:: Information shown

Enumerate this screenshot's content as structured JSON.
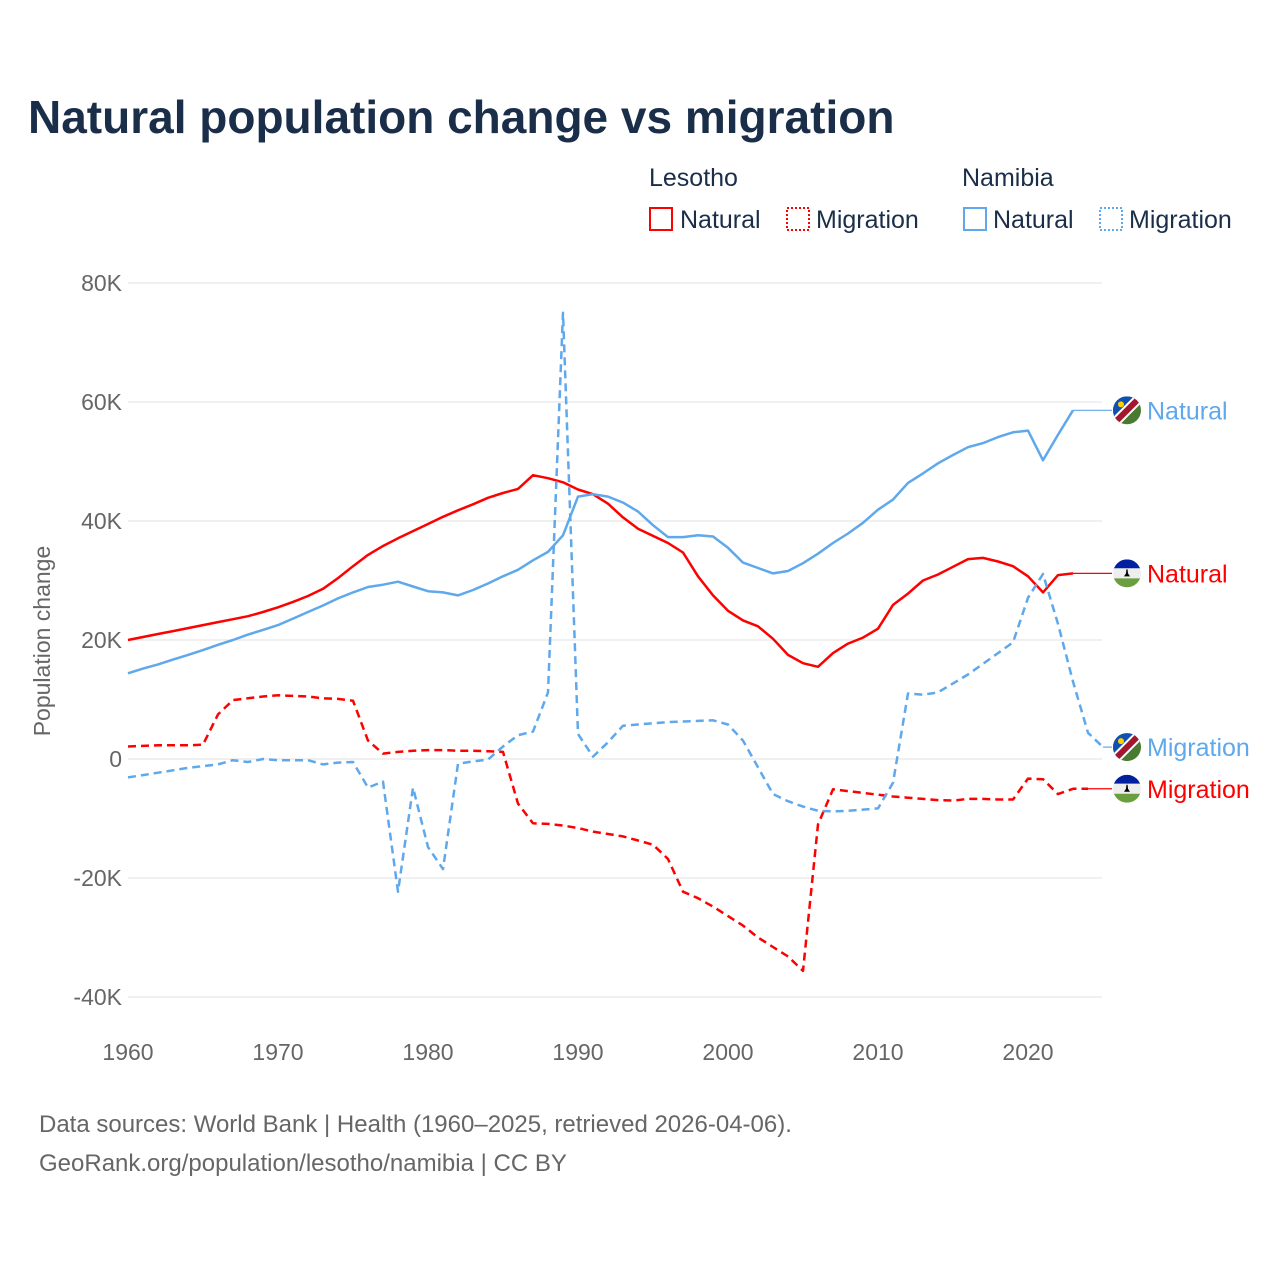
{
  "chart_data": {
    "type": "line",
    "title": "Natural population change vs migration",
    "xlabel": "",
    "ylabel": "Population change",
    "xlim": [
      1960,
      2025
    ],
    "ylim": [
      -40000,
      80000
    ],
    "grid": true,
    "y_ticks": [
      {
        "value": 80,
        "label": "80K"
      },
      {
        "value": 60,
        "label": "60K"
      },
      {
        "value": 40,
        "label": "40K"
      },
      {
        "value": 20,
        "label": "20K"
      },
      {
        "value": 0,
        "label": "0"
      },
      {
        "value": -20,
        "label": "-20K"
      },
      {
        "value": -40,
        "label": "-40K"
      }
    ],
    "x_ticks": [
      {
        "value": 1960,
        "label": "1960"
      },
      {
        "value": 1970,
        "label": "1970"
      },
      {
        "value": 1980,
        "label": "1980"
      },
      {
        "value": 1990,
        "label": "1990"
      },
      {
        "value": 2000,
        "label": "2000"
      },
      {
        "value": 2010,
        "label": "2010"
      },
      {
        "value": 2020,
        "label": "2020"
      }
    ],
    "value_unit": "thousands",
    "legend": {
      "placement": "top-right",
      "groups": [
        {
          "name": "Lesotho",
          "items": [
            "Natural",
            "Migration"
          ]
        },
        {
          "name": "Namibia",
          "items": [
            "Natural",
            "Migration"
          ]
        }
      ]
    },
    "series": [
      {
        "name": "Lesotho Natural",
        "country": "Lesotho",
        "label": "Natural",
        "color": "#ff0000",
        "dashed": false,
        "flag": "lesotho",
        "start_year": 1960,
        "values": [
          20.0,
          20.5,
          21.0,
          21.5,
          22.0,
          22.5,
          23.0,
          23.5,
          24.0,
          24.7,
          25.5,
          26.4,
          27.4,
          28.6,
          30.4,
          32.4,
          34.3,
          35.8,
          37.1,
          38.3,
          39.5,
          40.7,
          41.8,
          42.8,
          43.9,
          44.7,
          45.4,
          47.7,
          47.2,
          46.5,
          45.3,
          44.5,
          42.9,
          40.6,
          38.7,
          37.5,
          36.3,
          34.7,
          30.7,
          27.5,
          24.9,
          23.3,
          22.3,
          20.2,
          17.5,
          16.1,
          15.5,
          17.8,
          19.4,
          20.4,
          21.9,
          25.9,
          27.8,
          30.0,
          31.0,
          32.3,
          33.6,
          33.8,
          33.2,
          32.4,
          30.7,
          28.0,
          30.9,
          31.2
        ]
      },
      {
        "name": "Lesotho Migration",
        "country": "Lesotho",
        "label": "Migration",
        "color": "#ff0000",
        "dashed": true,
        "flag": "lesotho",
        "start_year": 1960,
        "values": [
          2.1,
          2.2,
          2.3,
          2.3,
          2.3,
          2.4,
          7.5,
          9.9,
          10.2,
          10.5,
          10.7,
          10.6,
          10.5,
          10.2,
          10.1,
          9.8,
          3.1,
          0.9,
          1.2,
          1.4,
          1.5,
          1.5,
          1.4,
          1.4,
          1.3,
          1.2,
          -7.5,
          -10.8,
          -10.9,
          -11.2,
          -11.6,
          -12.2,
          -12.6,
          -13.0,
          -13.7,
          -14.4,
          -16.8,
          -22.3,
          -23.4,
          -24.8,
          -26.4,
          -28.0,
          -30.0,
          -31.6,
          -33.2,
          -35.6,
          -11.0,
          -5.1,
          -5.4,
          -5.7,
          -6.0,
          -6.3,
          -6.5,
          -6.7,
          -6.9,
          -7.0,
          -6.7,
          -6.7,
          -6.8,
          -6.8,
          -3.3,
          -3.4,
          -5.9,
          -5.0,
          -5.0
        ]
      },
      {
        "name": "Namibia Natural",
        "country": "Namibia",
        "label": "Natural",
        "color": "#5fa8ec",
        "dashed": false,
        "flag": "namibia",
        "start_year": 1960,
        "values": [
          14.4,
          15.2,
          15.9,
          16.7,
          17.5,
          18.3,
          19.2,
          20.0,
          20.9,
          21.7,
          22.5,
          23.6,
          24.7,
          25.8,
          27.0,
          28.0,
          28.9,
          29.3,
          29.8,
          29.0,
          28.2,
          28.0,
          27.5,
          28.4,
          29.5,
          30.7,
          31.8,
          33.4,
          34.8,
          37.6,
          44.1,
          44.5,
          44.1,
          43.1,
          41.6,
          39.3,
          37.3,
          37.3,
          37.6,
          37.4,
          35.5,
          33.0,
          32.1,
          31.2,
          31.6,
          32.9,
          34.5,
          36.3,
          37.9,
          39.7,
          41.9,
          43.6,
          46.4,
          48.0,
          49.7,
          51.1,
          52.4,
          53.1,
          54.1,
          54.9,
          55.2,
          50.2,
          54.5,
          58.6
        ]
      },
      {
        "name": "Namibia Migration",
        "country": "Namibia",
        "label": "Migration",
        "color": "#5fa8ec",
        "dashed": true,
        "flag": "namibia",
        "start_year": 1960,
        "values": [
          -3.1,
          -2.7,
          -2.3,
          -1.9,
          -1.5,
          -1.2,
          -0.9,
          -0.2,
          -0.5,
          0.0,
          -0.2,
          -0.2,
          -0.2,
          -0.9,
          -0.6,
          -0.5,
          -4.8,
          -3.8,
          -22.3,
          -4.8,
          -14.8,
          -18.5,
          -0.8,
          -0.4,
          -0.1,
          2.1,
          4.0,
          4.6,
          11.2,
          75.0,
          4.2,
          0.4,
          2.8,
          5.6,
          5.8,
          6.0,
          6.2,
          6.3,
          6.4,
          6.5,
          5.8,
          3.1,
          -1.4,
          -5.9,
          -7.1,
          -8.0,
          -8.7,
          -8.8,
          -8.7,
          -8.5,
          -8.3,
          -4.0,
          11.0,
          10.8,
          11.2,
          12.7,
          14.2,
          16.0,
          17.8,
          19.6,
          27.1,
          31.1,
          22.7,
          13.0,
          4.4,
          2.0
        ]
      }
    ]
  },
  "footer": {
    "line1": "Data sources: World Bank | Health (1960–2025, retrieved 2026-04-06).",
    "line2": "GeoRank.org/population/lesotho/namibia | CC BY"
  }
}
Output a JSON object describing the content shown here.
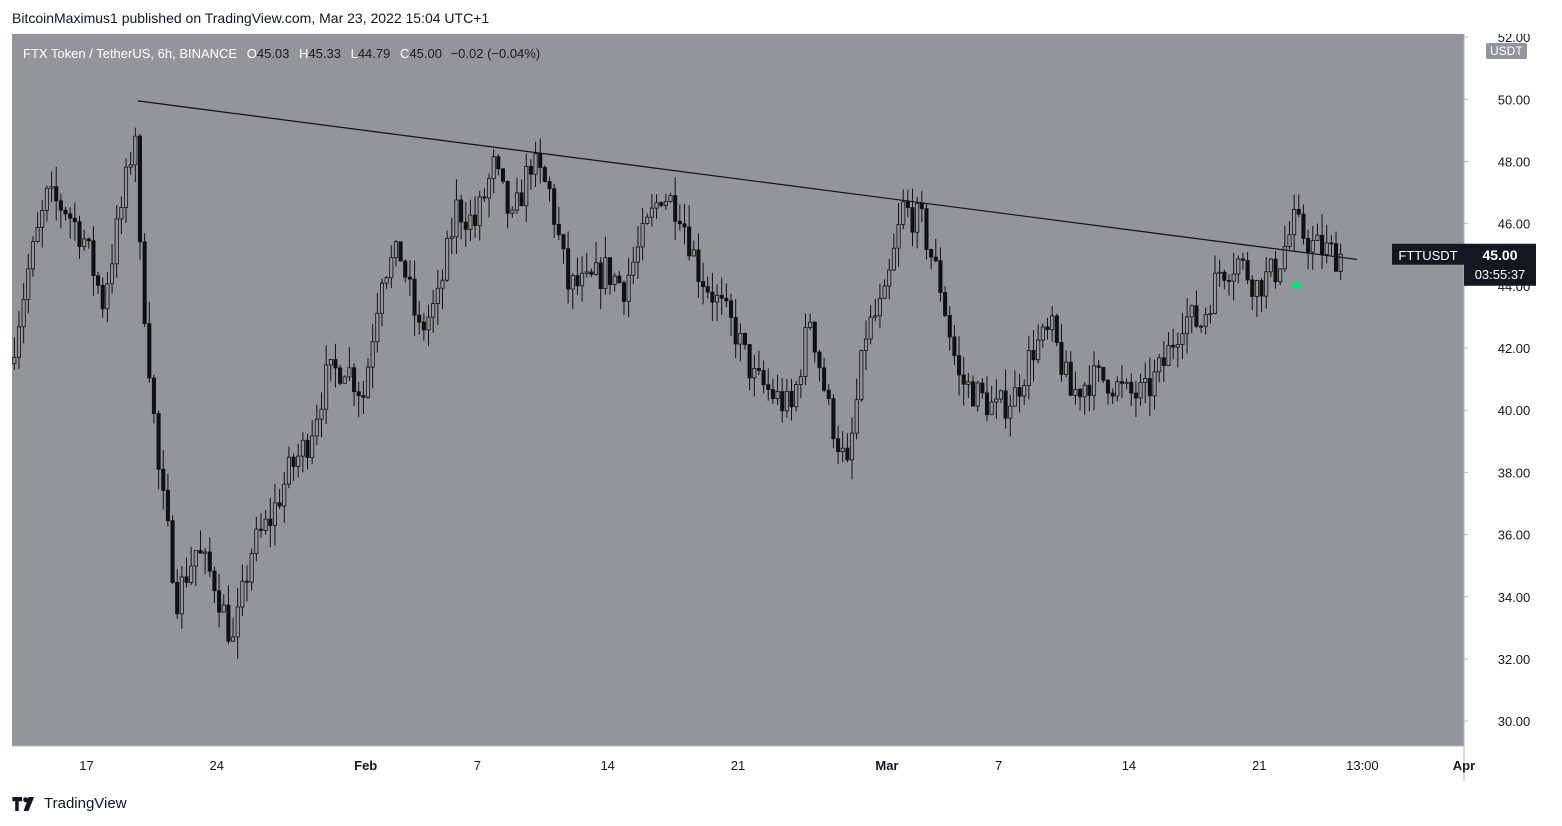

::::

- _Work to complete_
What comes back should match the records exactly, minus any pictures.

- _Written response_
Enumerate this screenshot's content as structured JSON.
{
  "chart_data": {
    "type": "line",
    "title": "Natural population change vs migration",
    "xlabel": "",
    "ylabel": "Population change",
    "xlim": [
      1960,
      2025
    ],
    "ylim": [
      -40000,
      80000
    ],
    "grid": true,
    "y_ticks": [
      {
        "value": 80,
        "label": "80K"
      },
      {
        "value": 60,
        "label": "60K"
      },
      {
        "value": 40,
        "label": "40K"
      },
      {
        "value": 20,
        "label": "20K"
      },
      {
        "value": 0,
        "label": "0"
      },
      {
        "value": -20,
        "label": "-20K"
      },
      {
        "value": -40,
        "label": "-40K"
      }
    ],
    "x_ticks": [
      {
        "value": 1960,
        "label": "1960"
      },
      {
        "value": 1970,
        "label": "1970"
      },
      {
        "value": 1980,
        "label": "1980"
      },
      {
        "value": 1990,
        "label": "1990"
      },
      {
        "value": 2000,
        "label": "2000"
      },
      {
        "value": 2010,
        "label": "2010"
      },
      {
        "value": 2020,
        "label": "2020"
      }
    ],
    "value_unit": "thousands",
    "legend": {
      "placement": "top-right",
      "groups": [
        {
          "name": "Lesotho",
          "items": [
            "Natural",
            "Migration"
          ]
        },
        {
          "name": "Namibia",
          "items": [
            "Natural",
            "Migration"
          ]
        }
      ]
    },
    "series": [
      {
        "name": "Lesotho Natural",
        "country": "Lesotho",
        "label": "Natural",
        "color": "#ff0000",
        "dashed": false,
        "flag": "lesotho",
        "start_year": 1960,
        "values": [
          20.0,
          20.5,
          21.0,
          21.5,
          22.0,
          22.5,
          23.0,
          23.5,
          24.0,
          24.7,
          25.5,
          26.4,
          27.4,
          28.6,
          30.4,
          32.4,
          34.3,
          35.8,
          37.1,
          38.3,
          39.5,
          40.7,
          41.8,
          42.8,
          43.9,
          44.7,
          45.4,
          47.7,
          47.2,
          46.5,
          45.3,
          44.5,
          42.9,
          40.6,
          38.7,
          37.5,
          36.3,
          34.7,
          30.7,
          27.5,
          24.9,
          23.3,
          22.3,
          20.2,
          17.5,
          16.1,
          15.5,
          17.8,
          19.4,
          20.4,
          21.9,
          25.9,
          27.8,
          30.0,
          31.0,
          32.3,
          33.6,
          33.8,
          33.2,
          32.4,
          30.7,
          28.0,
          30.9,
          31.2
        ]
      },
      {
        "name": "Lesotho Migration",
        "country": "Lesotho",
        "label": "Migration",
        "color": "#ff0000",
        "dashed": true,
        "flag": "lesotho",
        "start_year": 1960,
        "values": [
          2.1,
          2.2,
          2.3,
          2.3,
          2.3,
          2.4,
          7.5,
          9.9,
          10.2,
          10.5,
          10.7,
          10.6,
          10.5,
          10.2,
          10.1,
          9.8,
          3.1,
          0.9,
          1.2,
          1.4,
          1.5,
          1.5,
          1.4,
          1.4,
          1.3,
          1.2,
          -7.5,
          -10.8,
          -10.9,
          -11.2,
          -11.6,
          -12.2,
          -12.6,
          -13.0,
          -13.7,
          -14.4,
          -16.8,
          -22.3,
          -23.4,
          -24.8,
          -26.4,
          -28.0,
          -30.0,
          -31.6,
          -33.2,
          -35.6,
          -11.0,
          -5.1,
          -5.4,
          -5.7,
          -6.0,
          -6.3,
          -6.5,
          -6.7,
          -6.9,
          -7.0,
          -6.7,
          -6.7,
          -6.8,
          -6.8,
          -3.3,
          -3.4,
          -5.9,
          -5.0,
          -5.0
        ]
      },
      {
        "name": "Namibia Natural",
        "country": "Namibia",
        "label": "Natural",
        "color": "#5fa8ec",
        "dashed": false,
        "flag": "namibia",
        "start_year": 1960,
        "values": [
          14.4,
          15.2,
          15.9,
          16.7,
          17.5,
          18.3,
          19.2,
          20.0,
          20.9,
          21.7,
          22.5,
          23.6,
          24.7,
          25.8,
          27.0,
          28.0,
          28.9,
          29.3,
          29.8,
          29.0,
          28.2,
          28.0,
          27.5,
          28.4,
          29.5,
          30.7,
          31.8,
          33.4,
          34.8,
          37.6,
          44.1,
          44.5,
          44.1,
          43.1,
          41.6,
          39.3,
          37.3,
          37.3,
          37.6,
          37.4,
          35.5,
          33.0,
          32.1,
          31.2,
          31.6,
          32.9,
          34.5,
          36.3,
          37.9,
          39.7,
          41.9,
          43.6,
          46.4,
          48.0,
          49.7,
          51.1,
          52.4,
          53.1,
          54.1,
          54.9,
          55.2,
          50.2,
          54.5,
          58.6
        ]
      },
      {
        "name": "Namibia Migration",
        "country": "Namibia",
        "label": "Migration",
        "color": "#5fa8ec",
        "dashed": true,
        "flag": "namibia",
        "start_year": 1960,
        "values": [
          -3.1,
          -2.7,
          -2.3,
          -1.9,
          -1.5,
          -1.2,
          -0.9,
          -0.2,
          -0.5,
          0.0,
          -0.2,
          -0.2,
          -0.2,
          -0.9,
          -0.6,
          -0.5,
          -4.8,
          -3.8,
          -22.3,
          -4.8,
          -14.8,
          -18.5,
          -0.8,
          -0.4,
          -0.1,
          2.1,
          4.0,
          4.6,
          11.2,
          75.0,
          4.2,
          0.4,
          2.8,
          5.6,
          5.8,
          6.0,
          6.2,
          6.3,
          6.4,
          6.5,
          5.8,
          3.1,
          -1.4,
          -5.9,
          -7.1,
          -8.0,
          -8.7,
          -8.8,
          -8.7,
          -8.5,
          -8.3,
          -4.0,
          11.0,
          10.8,
          11.2,
          12.7,
          14.2,
          16.0,
          17.8,
          19.6,
          27.1,
          31.1,
          22.7,
          13.0,
          4.4,
          2.0
        ]
      }
    ]
  },
  "footer": {
    "line1": "Data sources: World Bank | Health (1960–2025, retrieved 2026-04-06).",
    "line2": "GeoRank.org/population/lesotho/namibia | CC BY"
  }
}
Output a JSON object describing the content shown here.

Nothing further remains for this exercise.